Exercise brief: Below are records; count the lines that contain "Organization" and give only the total.

Records to process:
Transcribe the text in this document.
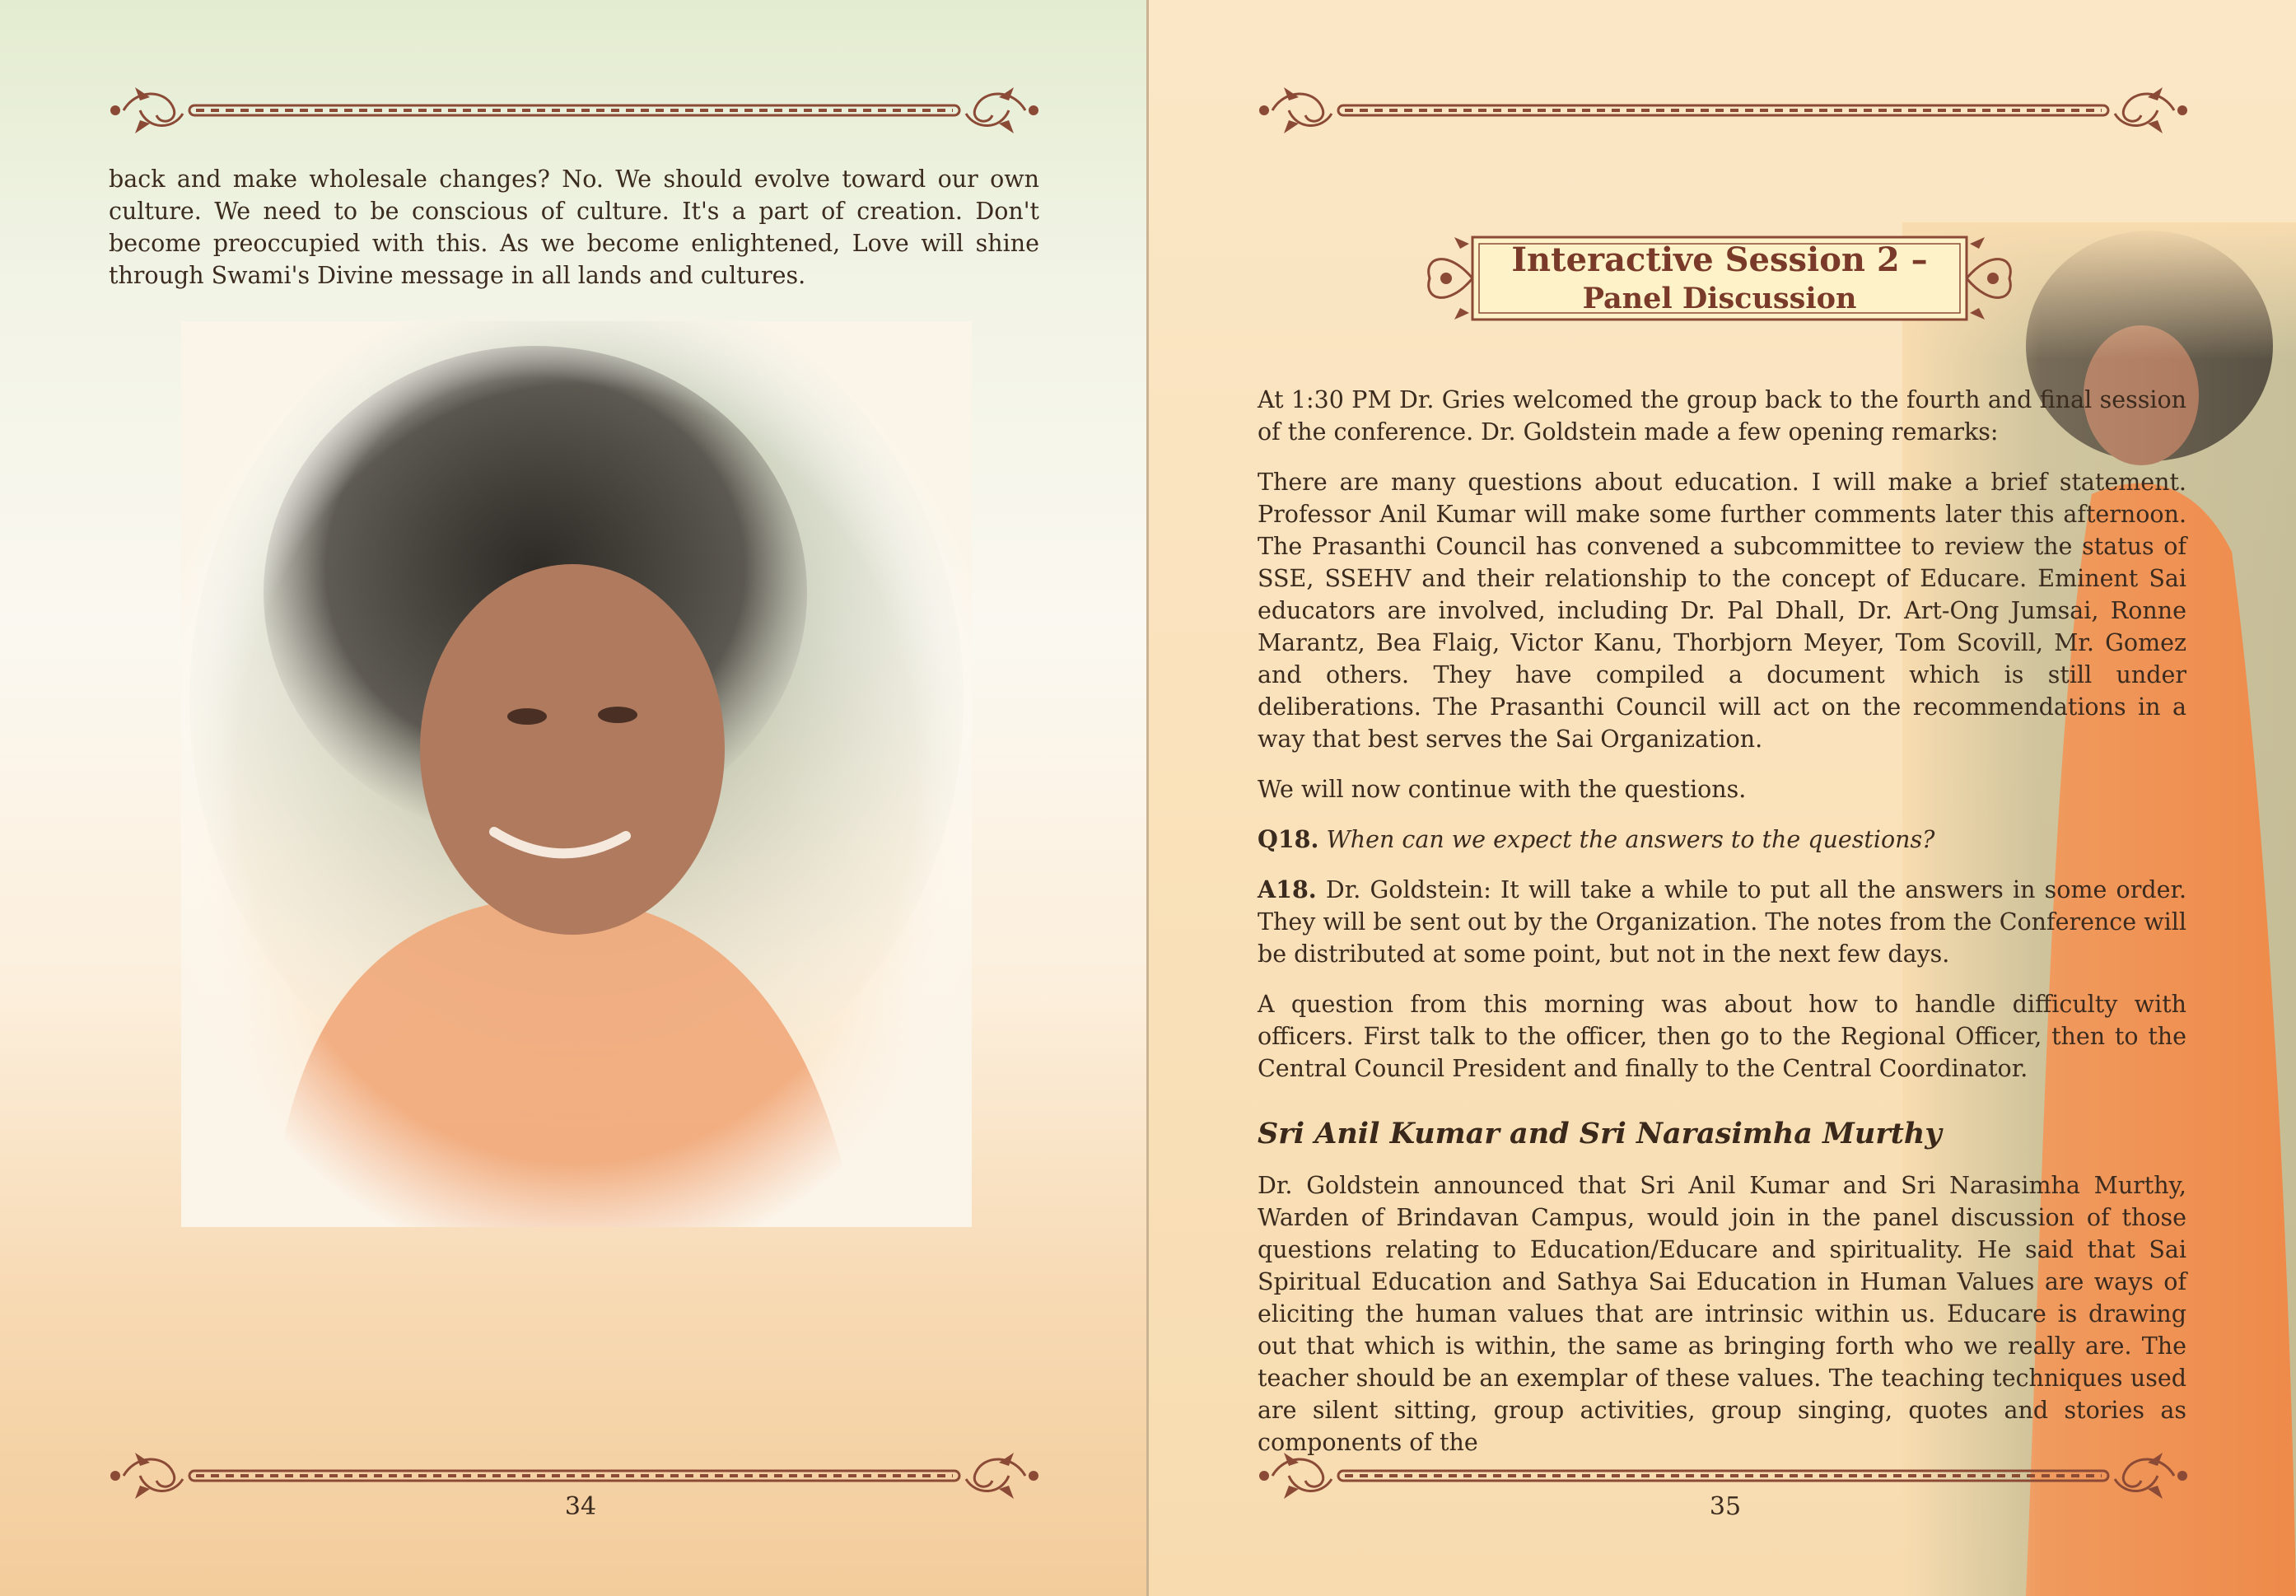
back and make wholesale changes? No. We should evolve toward our own culture. We need to be conscious of culture. It's a part of creation. Don't become preoccupied with this. As we become enlightened, Love will shine through Swami's Divine message in all lands and cultures.

34
Interactive Session 2 –
Panel Discussion

At 1:30 PM Dr. Gries welcomed the group back to the fourth and final session of the conference. Dr. Goldstein made a few opening remarks:

There are many questions about education. I will make a brief statement. Professor Anil Kumar will make some further comments later this afternoon. The Prasanthi Council has convened a subcommittee to review the status of SSE, SSEHV and their relationship to the concept of Educare. Eminent Sai educators are involved, including Dr. Pal Dhall, Dr. Art-Ong Jumsai, Ronne Marantz, Bea Flaig, Victor Kanu, Thorbjorn Meyer, Tom Scovill, Mr. Gomez and others. They have compiled a document which is still under deliberations. The Prasanthi Council will act on the recommendations in a way that best serves the Sai Organization.

We will now continue with the questions.

Q18. When can we expect the answers to the questions?

A18. Dr. Goldstein: It will take a while to put all the answers in some order. They will be sent out by the Organization. The notes from the Conference will be distributed at some point, but not in the next few days.

A question from this morning was about how to handle difficulty with officers. First talk to the officer, then go to the Regional Officer, then to the Central Council President and finally to the Central Coordinator.

Sri Anil Kumar and Sri Narasimha Murthy

Dr. Goldstein announced that Sri Anil Kumar and Sri Narasimha Murthy, Warden of Brindavan Campus, would join in the panel discussion of those questions relating to Education/Educare and spirituality. He said that Sai Spiritual Education and Sathya Sai Education in Human Values are ways of eliciting the human values that are intrinsic within us. Educare is drawing out that which is within, the same as bringing forth who we really are. The teacher should be an exemplar of these values. The teaching techniques used are silent sitting, group activities, group singing, quotes and stories as components of the

35
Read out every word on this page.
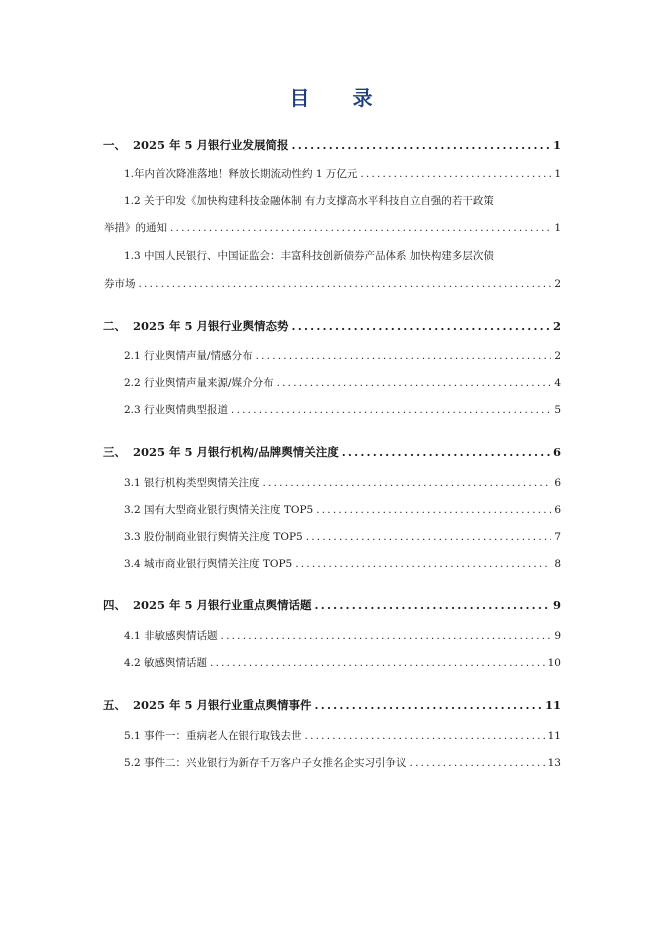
目 录
一、 2025 年 5 月银行业发展简报 .....	1
1.年内首次降准落地！释放长期流动性约 1 万亿元 .....	1
1.2 关于印发《加快构建科技金融体制 有力支撑高水平科技自立自强的若干政策
举措》的通知 .....	1
1.3 中国人民银行、中国证监会：丰富科技创新债券产品体系 加快构建多层次债
券市场 .....	2
二、 2025 年 5 月银行业舆情态势 .....	2
2.1 行业舆情声量/情感分布 .....	2
2.2 行业舆情声量来源/媒介分布 .....	4
2.3 行业舆情典型报道 .....	5
三、 2025 年 5 月银行机构/品牌舆情关注度 .....	6
3.1 银行机构类型舆情关注度 .....	6
3.2 国有大型商业银行舆情关注度 TOP5 .....	6
3.3 股份制商业银行舆情关注度 TOP5 .....	7
3.4 城市商业银行舆情关注度 TOP5 .....	8
四、 2025 年 5 月银行业重点舆情话题 .....	9
4.1 非敏感舆情话题 .....	9
4.2 敏感舆情话题 .....	10
五、 2025 年 5 月银行业重点舆情事件 .....	11
5.1 事件一：重病老人在银行取钱去世 .....	11
5.2 事件二：兴业银行为新存千万客户子女推名企实习引争议 .....	13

Task solution: 2